____ Supplied data

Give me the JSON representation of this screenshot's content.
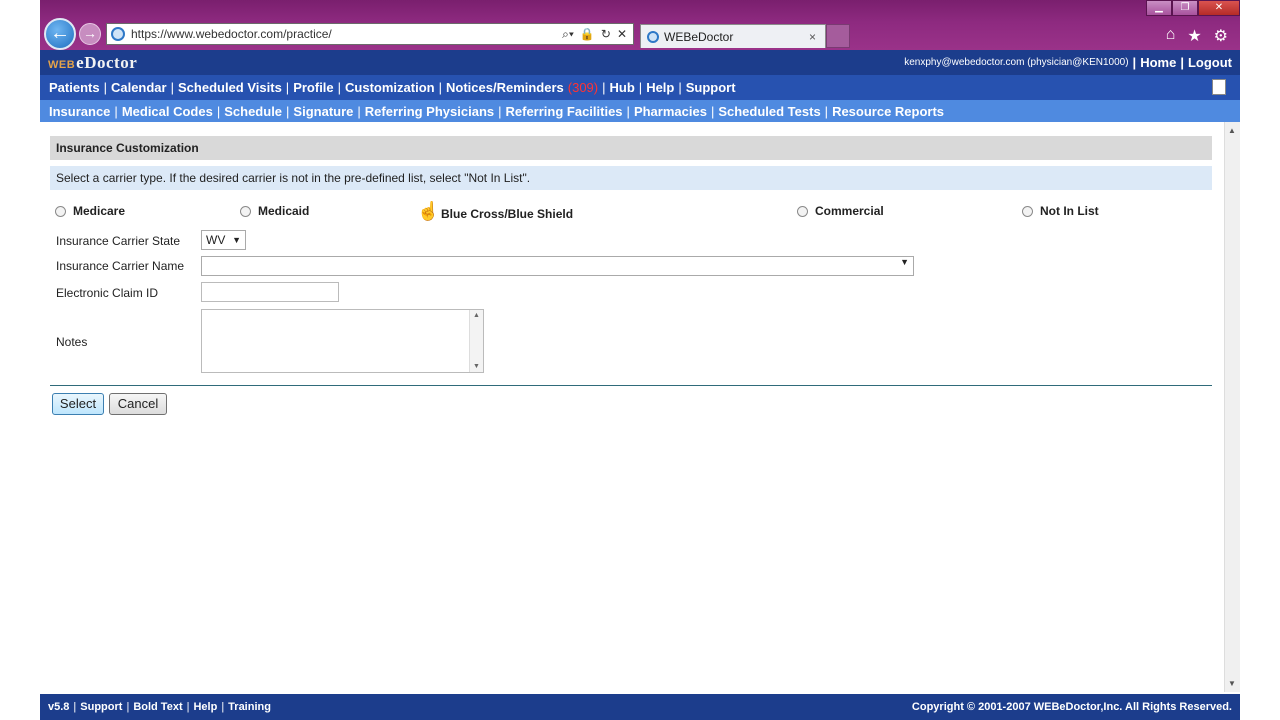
{
  "browser": {
    "url": "https://www.webedoctor.com/practice/",
    "tab_title": "WEBeDoctor",
    "window_controls": [
      "minimize",
      "restore",
      "close"
    ]
  },
  "app": {
    "logo_prefix": "WEB",
    "logo_main": "eDoctor",
    "user_info": "kenxphy@webedoctor.com (physician@KEN1000)",
    "home_label": "Home",
    "logout_label": "Logout",
    "sep": "|"
  },
  "menu1": {
    "items": [
      "Patients",
      "Calendar",
      "Scheduled Visits",
      "Profile",
      "Customization",
      "Notices/Reminders",
      "Hub",
      "Help",
      "Support"
    ],
    "notice_count": "(309)"
  },
  "menu2": {
    "items": [
      "Insurance",
      "Medical Codes",
      "Schedule",
      "Signature",
      "Referring Physicians",
      "Referring Facilities",
      "Pharmacies",
      "Scheduled Tests",
      "Resource Reports"
    ]
  },
  "form": {
    "title": "Insurance Customization",
    "hint": "Select a carrier type.  If the desired carrier is not in the pre-defined list, select \"Not In List\".",
    "carrier_types": [
      "Medicare",
      "Medicaid",
      "Blue Cross/Blue Shield",
      "Commercial",
      "Not In List"
    ],
    "state_label": "Insurance Carrier State",
    "state_value": "WV",
    "name_label": "Insurance Carrier Name",
    "name_value": "",
    "claim_label": "Electronic Claim ID",
    "claim_value": "",
    "notes_label": "Notes",
    "notes_value": "",
    "select_button": "Select",
    "cancel_button": "Cancel"
  },
  "footer": {
    "version": "v5.8",
    "links": [
      "Support",
      "Bold Text",
      "Help",
      "Training"
    ],
    "copyright": "Copyright © 2001-2007 WEBeDoctor,Inc. All Rights Reserved."
  }
}
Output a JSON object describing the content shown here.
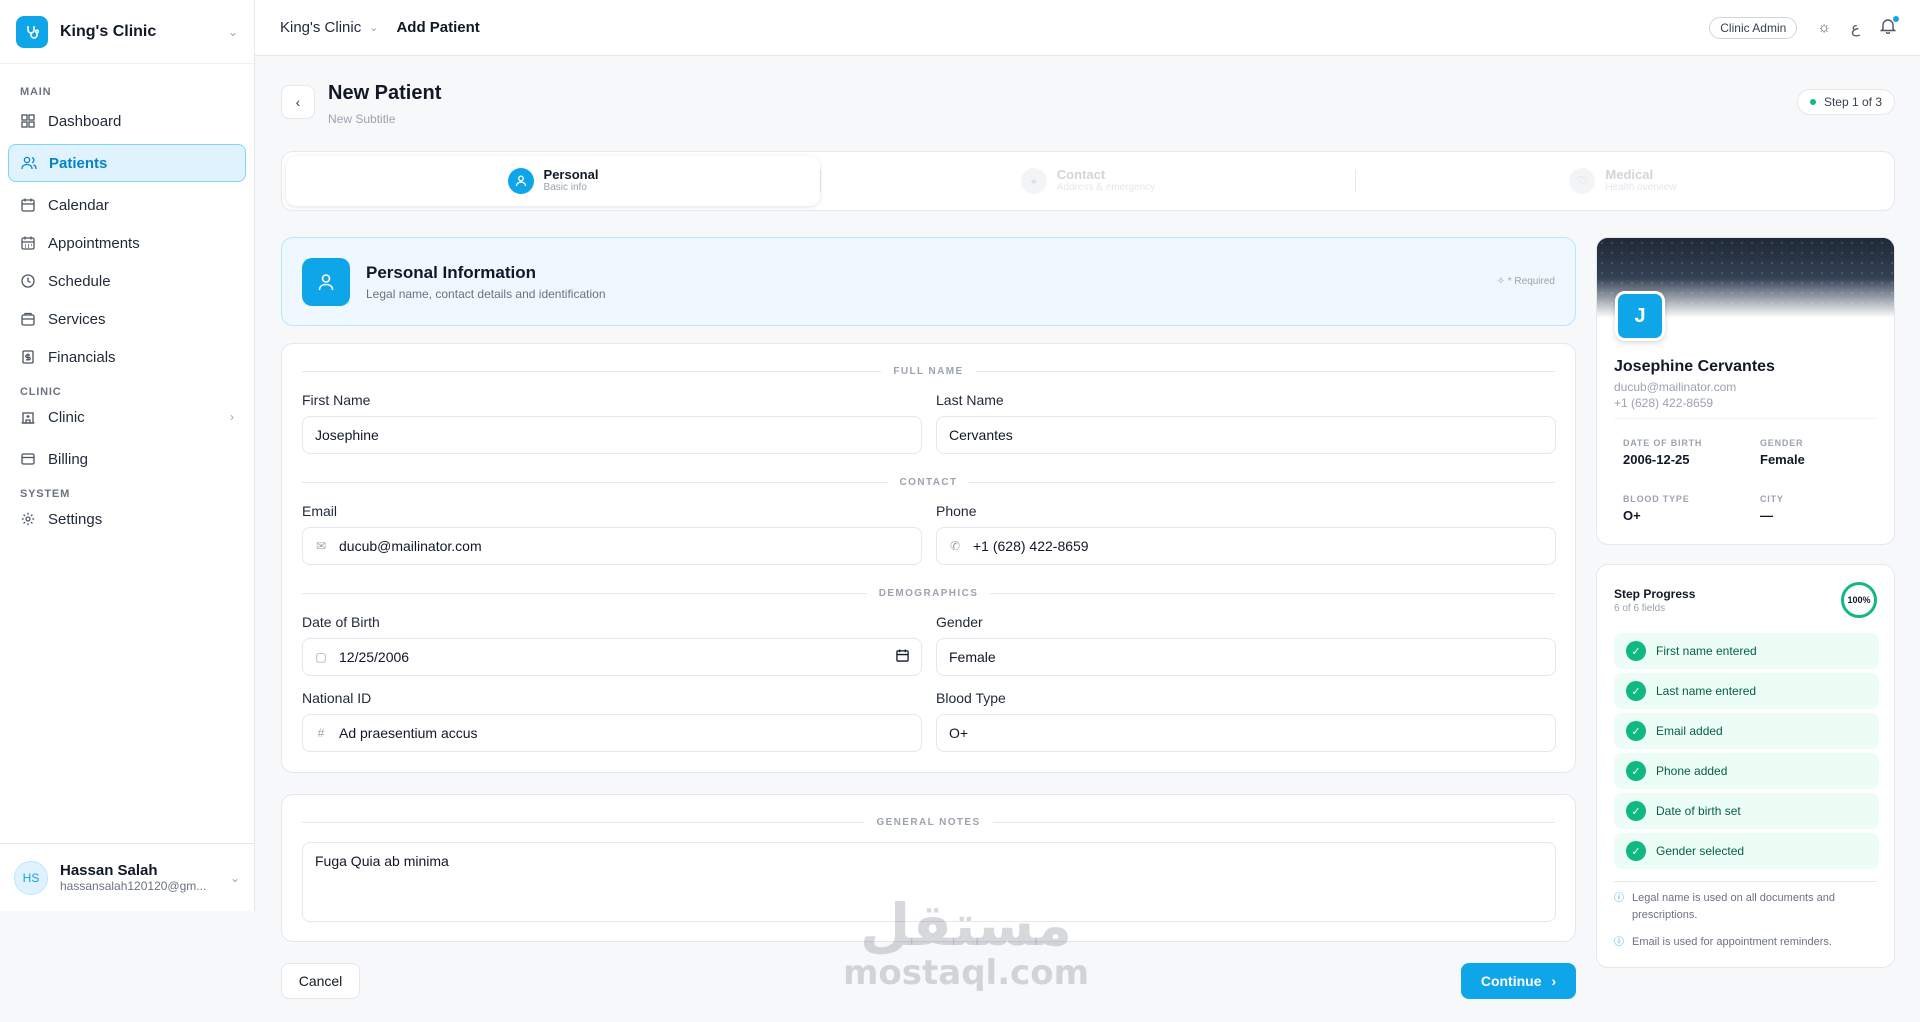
{
  "sidebar": {
    "brand": "King's Clinic",
    "sections": {
      "main": "MAIN",
      "clinic": "CLINIC",
      "system": "SYSTEM"
    },
    "items": {
      "dashboard": "Dashboard",
      "patients": "Patients",
      "calendar": "Calendar",
      "appointments": "Appointments",
      "schedule": "Schedule",
      "services": "Services",
      "financials": "Financials",
      "clinic": "Clinic",
      "billing": "Billing",
      "settings": "Settings"
    },
    "user": {
      "initials": "HS",
      "name": "Hassan Salah",
      "email": "hassansalah120120@gm..."
    }
  },
  "topbar": {
    "breadcrumb_clinic": "King's Clinic",
    "breadcrumb_page": "Add Patient",
    "role": "Clinic Admin",
    "lang": "ع"
  },
  "header": {
    "title": "New Patient",
    "subtitle": "New Subtitle",
    "step_indicator": "Step 1 of 3"
  },
  "stepper": [
    {
      "label": "Personal",
      "sub": "Basic info"
    },
    {
      "label": "Contact",
      "sub": "Address & emergency"
    },
    {
      "label": "Medical",
      "sub": "Health overview"
    }
  ],
  "section": {
    "title": "Personal Information",
    "subtitle": "Legal name, contact details and identification",
    "required": "* Required"
  },
  "form": {
    "groups": {
      "full_name": "FULL NAME",
      "contact": "CONTACT",
      "demographics": "DEMOGRAPHICS",
      "notes": "GENERAL NOTES"
    },
    "first_name": {
      "label": "First Name",
      "value": "Josephine"
    },
    "last_name": {
      "label": "Last Name",
      "value": "Cervantes"
    },
    "email": {
      "label": "Email",
      "value": "ducub@mailinator.com"
    },
    "phone": {
      "label": "Phone",
      "value": "+1 (628) 422-8659"
    },
    "dob": {
      "label": "Date of Birth",
      "value": "12/25/2006"
    },
    "gender": {
      "label": "Gender",
      "value": "Female"
    },
    "national_id": {
      "label": "National ID",
      "value": "Ad praesentium accus"
    },
    "blood_type": {
      "label": "Blood Type",
      "value": "O+"
    },
    "notes": {
      "value": "Fuga Quia ab minima"
    }
  },
  "actions": {
    "cancel": "Cancel",
    "continue": "Continue"
  },
  "preview": {
    "initial": "J",
    "name": "Josephine Cervantes",
    "email": "ducub@mailinator.com",
    "phone": "+1 (628) 422-8659",
    "dob_label": "DATE OF BIRTH",
    "dob": "2006-12-25",
    "gender_label": "GENDER",
    "gender": "Female",
    "blood_label": "BLOOD TYPE",
    "blood": "O+",
    "city_label": "CITY",
    "city": "—"
  },
  "progress": {
    "title": "Step Progress",
    "sub": "6 of 6 fields",
    "percent": "100%",
    "items": [
      "First name entered",
      "Last name entered",
      "Email added",
      "Phone added",
      "Date of birth set",
      "Gender selected"
    ],
    "tips": [
      "Legal name is used on all documents and prescriptions.",
      "Email is used for appointment reminders."
    ]
  },
  "watermark": {
    "arabic": "مستقل",
    "latin": "mostaql.com"
  },
  "colors": {
    "accent": "#0ea5e9",
    "success": "#10b981"
  }
}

________

Task details:
Go through the lines above and write each one out verbatim, skipping the pictures.

Answer space:
Give me the JSON representation of this screenshot's content.
{
  "browser": {
    "url": "https://www.webedoctor.com/practice/",
    "tab_title": "WEBeDoctor",
    "window_controls": [
      "minimize",
      "restore",
      "close"
    ]
  },
  "app": {
    "logo_prefix": "WEB",
    "logo_main": "eDoctor",
    "user_info": "kenxphy@webedoctor.com (physician@KEN1000)",
    "home_label": "Home",
    "logout_label": "Logout",
    "sep": "|"
  },
  "menu1": {
    "items": [
      "Patients",
      "Calendar",
      "Scheduled Visits",
      "Profile",
      "Customization",
      "Notices/Reminders",
      "Hub",
      "Help",
      "Support"
    ],
    "notice_count": "(309)"
  },
  "menu2": {
    "items": [
      "Insurance",
      "Medical Codes",
      "Schedule",
      "Signature",
      "Referring Physicians",
      "Referring Facilities",
      "Pharmacies",
      "Scheduled Tests",
      "Resource Reports"
    ]
  },
  "form": {
    "title": "Insurance Customization",
    "hint": "Select a carrier type.  If the desired carrier is not in the pre-defined list, select \"Not In List\".",
    "carrier_types": [
      "Medicare",
      "Medicaid",
      "Blue Cross/Blue Shield",
      "Commercial",
      "Not In List"
    ],
    "state_label": "Insurance Carrier State",
    "state_value": "WV",
    "name_label": "Insurance Carrier Name",
    "name_value": "",
    "claim_label": "Electronic Claim ID",
    "claim_value": "",
    "notes_label": "Notes",
    "notes_value": "",
    "select_button": "Select",
    "cancel_button": "Cancel"
  },
  "footer": {
    "version": "v5.8",
    "links": [
      "Support",
      "Bold Text",
      "Help",
      "Training"
    ],
    "copyright": "Copyright © 2001-2007 WEBeDoctor,Inc. All Rights Reserved."
  }
}
Output a JSON object describing the content shown here.
{
  "sidebar": {
    "brand": "King's Clinic",
    "sections": {
      "main": "MAIN",
      "clinic": "CLINIC",
      "system": "SYSTEM"
    },
    "items": {
      "dashboard": "Dashboard",
      "patients": "Patients",
      "calendar": "Calendar",
      "appointments": "Appointments",
      "schedule": "Schedule",
      "services": "Services",
      "financials": "Financials",
      "clinic": "Clinic",
      "billing": "Billing",
      "settings": "Settings"
    },
    "user": {
      "initials": "HS",
      "name": "Hassan Salah",
      "email": "hassansalah120120@gm..."
    }
  },
  "topbar": {
    "breadcrumb_clinic": "King's Clinic",
    "breadcrumb_page": "Add Patient",
    "role": "Clinic Admin",
    "lang": "ع"
  },
  "header": {
    "title": "New Patient",
    "subtitle": "New Subtitle",
    "step_indicator": "Step 1 of 3"
  },
  "stepper": [
    {
      "label": "Personal",
      "sub": "Basic info"
    },
    {
      "label": "Contact",
      "sub": "Address & emergency"
    },
    {
      "label": "Medical",
      "sub": "Health overview"
    }
  ],
  "section": {
    "title": "Personal Information",
    "subtitle": "Legal name, contact details and identification",
    "required": "* Required"
  },
  "form": {
    "groups": {
      "full_name": "FULL NAME",
      "contact": "CONTACT",
      "demographics": "DEMOGRAPHICS",
      "notes": "GENERAL NOTES"
    },
    "first_name": {
      "label": "First Name",
      "value": "Josephine"
    },
    "last_name": {
      "label": "Last Name",
      "value": "Cervantes"
    },
    "email": {
      "label": "Email",
      "value": "ducub@mailinator.com"
    },
    "phone": {
      "label": "Phone",
      "value": "+1 (628) 422-8659"
    },
    "dob": {
      "label": "Date of Birth",
      "value": "12/25/2006"
    },
    "gender": {
      "label": "Gender",
      "value": "Female"
    },
    "national_id": {
      "label": "National ID",
      "value": "Ad praesentium accus"
    },
    "blood_type": {
      "label": "Blood Type",
      "value": "O+"
    },
    "notes": {
      "value": "Fuga Quia ab minima"
    }
  },
  "actions": {
    "cancel": "Cancel",
    "continue": "Continue"
  },
  "preview": {
    "initial": "J",
    "name": "Josephine Cervantes",
    "email": "ducub@mailinator.com",
    "phone": "+1 (628) 422-8659",
    "dob_label": "DATE OF BIRTH",
    "dob": "2006-12-25",
    "gender_label": "GENDER",
    "gender": "Female",
    "blood_label": "BLOOD TYPE",
    "blood": "O+",
    "city_label": "CITY",
    "city": "—"
  },
  "progress": {
    "title": "Step Progress",
    "sub": "6 of 6 fields",
    "percent": "100%",
    "items": [
      "First name entered",
      "Last name entered",
      "Email added",
      "Phone added",
      "Date of birth set",
      "Gender selected"
    ],
    "tips": [
      "Legal name is used on all documents and prescriptions.",
      "Email is used for appointment reminders."
    ]
  },
  "watermark": {
    "arabic": "مستقل",
    "latin": "mostaql.com"
  },
  "colors": {
    "accent": "#0ea5e9",
    "success": "#10b981"
  }
}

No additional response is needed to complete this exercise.